**OBJECTIVE**
Gather all lines in the entries below that include the word "Pulse".
═══ THE INPUT ═══
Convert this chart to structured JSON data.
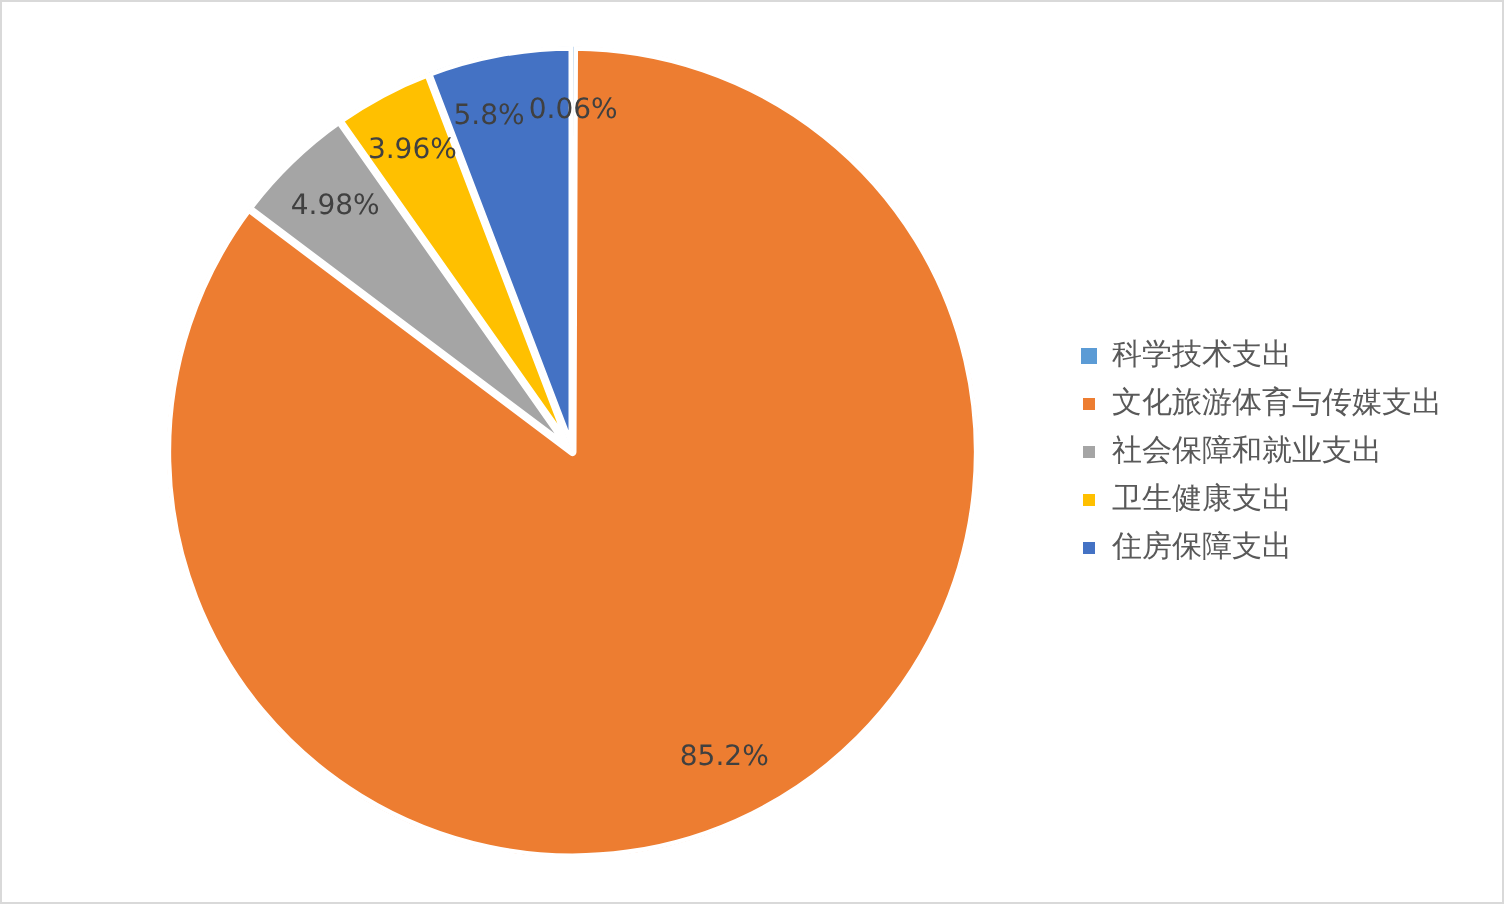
{
  "chart_data": {
    "type": "pie",
    "categories": [
      "科学技术支出",
      "文化旅游体育与传媒支出",
      "社会保障和就业支出",
      "卫生健康支出",
      "住房保障支出"
    ],
    "values": [
      0.06,
      85.2,
      4.98,
      3.96,
      5.8
    ],
    "colors": [
      "#5b9bd5",
      "#ed7d31",
      "#a5a5a5",
      "#ffc000",
      "#4472c4"
    ],
    "value_labels": [
      "0.06%",
      "85.2%",
      "4.98%",
      "3.96%",
      "5.8%"
    ],
    "legend": "right"
  }
}
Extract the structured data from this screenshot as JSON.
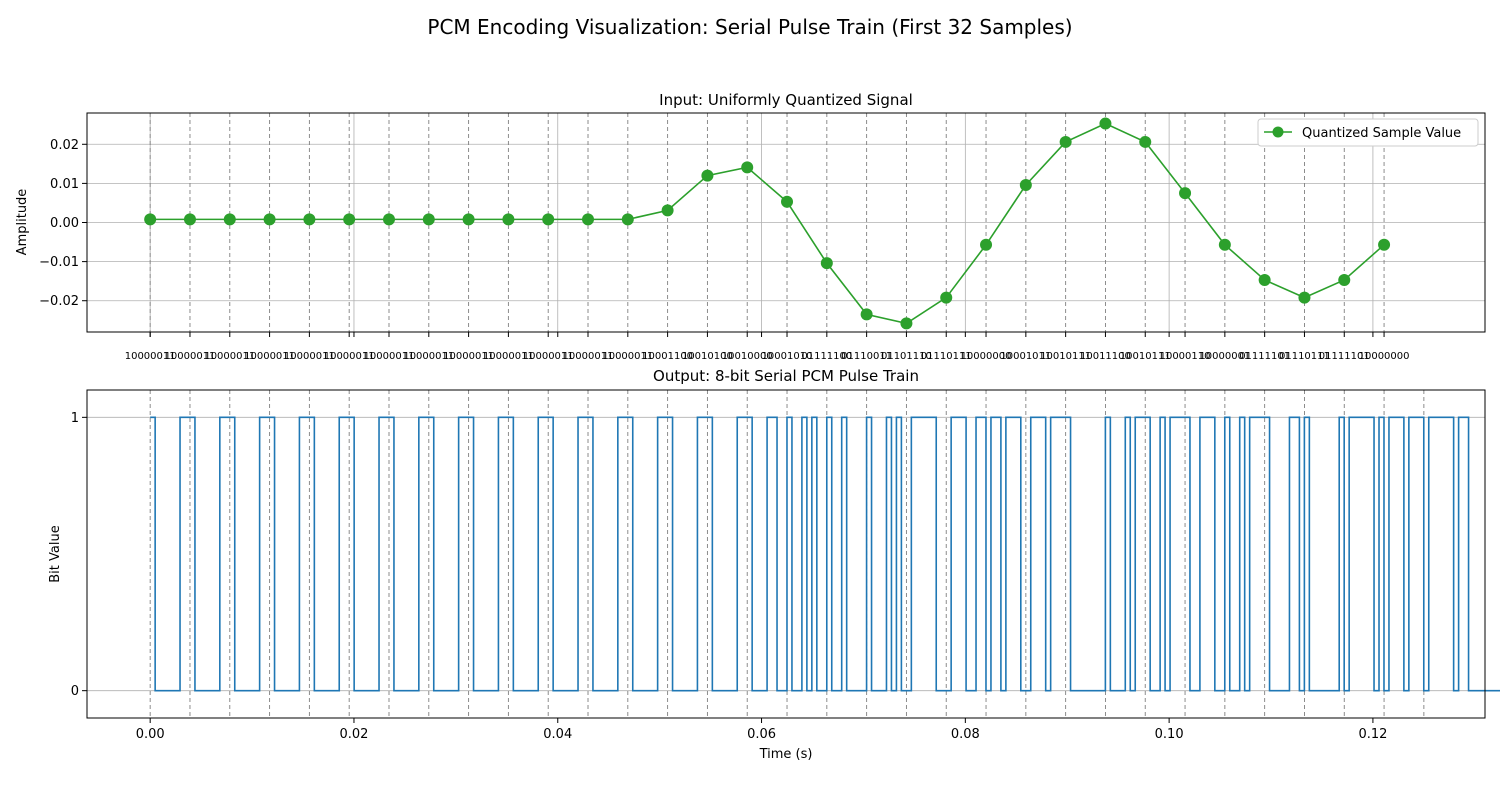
{
  "chart_data": {
    "type": "line",
    "title": "PCM Encoding Visualization: Serial Pulse Train (First 32 Samples)",
    "sample_times": [
      0,
      0.003906,
      0.007813,
      0.011719,
      0.015625,
      0.019531,
      0.023438,
      0.027344,
      0.03125,
      0.035156,
      0.039063,
      0.042969,
      0.046875,
      0.050781,
      0.054688,
      0.058594,
      0.0625,
      0.066406,
      0.070313,
      0.074219,
      0.078125,
      0.082031,
      0.085938,
      0.089844,
      0.09375,
      0.097656,
      0.101563,
      0.105469,
      0.109375,
      0.113281,
      0.117188,
      0.121094
    ],
    "top": {
      "title": "Input: Uniformly Quantized Signal",
      "ylabel": "Amplitude",
      "ylim": [
        -0.028,
        0.028
      ],
      "yticks": [
        -0.02,
        -0.01,
        0.0,
        0.01,
        0.02
      ],
      "ytick_labels": [
        "−0.02",
        "−0.01",
        "0.00",
        "0.01",
        "0.02"
      ],
      "legend": "Quantized Sample Value",
      "legend_position": "top-right",
      "color": "#2ca02c",
      "values": [
        0.0008,
        0.0008,
        0.0008,
        0.0008,
        0.0008,
        0.0008,
        0.0008,
        0.0008,
        0.0008,
        0.0008,
        0.0008,
        0.0008,
        0.0008,
        0.0031,
        0.012,
        0.0141,
        0.0053,
        -0.0104,
        -0.0235,
        -0.0258,
        -0.0192,
        -0.0057,
        0.0096,
        0.0206,
        0.0253,
        0.0206,
        0.0075,
        -0.0057,
        -0.0147,
        -0.0192,
        -0.0147,
        -0.0057
      ],
      "codes": [
        "10000011",
        "10000011",
        "10000011",
        "10000011",
        "10000011",
        "10000011",
        "10000011",
        "10000011",
        "10000011",
        "10000011",
        "10000011",
        "10000011",
        "10000011",
        "10001100",
        "10010100",
        "10010000",
        "10001010",
        "01111100",
        "01110011",
        "01101110",
        "01110111",
        "10000000",
        "10001011",
        "10010111",
        "10011100",
        "10010111",
        "10000110",
        "10000001",
        "01111101",
        "01110111",
        "01111101",
        "10000000"
      ]
    },
    "bottom": {
      "title": "Output: 8-bit Serial PCM Pulse Train",
      "xlabel": "Time (s)",
      "ylabel": "Bit Value",
      "ylim": [
        -0.1,
        1.1
      ],
      "yticks": [
        0,
        1
      ],
      "ytick_labels": [
        "0",
        "1"
      ],
      "xlim": [
        -0.0062,
        0.131
      ],
      "xticks": [
        0.0,
        0.02,
        0.04,
        0.06,
        0.08,
        0.1,
        0.12
      ],
      "xtick_labels": [
        "0.00",
        "0.02",
        "0.04",
        "0.06",
        "0.08",
        "0.10",
        "0.12"
      ],
      "color": "#1f77b4",
      "bits": "10000011100000111000001110000011100000111000001110000011100000111000001110000011100000111000001110000011100000111000001110001100100101001001000010001010011111000111001101101110011101111000000010001011100101111001110010010111100001101000000101111101011101110111110110000000"
    }
  }
}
═══
**COMPLETE OUTPUT**
    "title": "PCM Encoding Visualization: Serial Pulse Train (First 32 Samples)",
      "title": "Output: 8-bit Serial PCM Pulse Train",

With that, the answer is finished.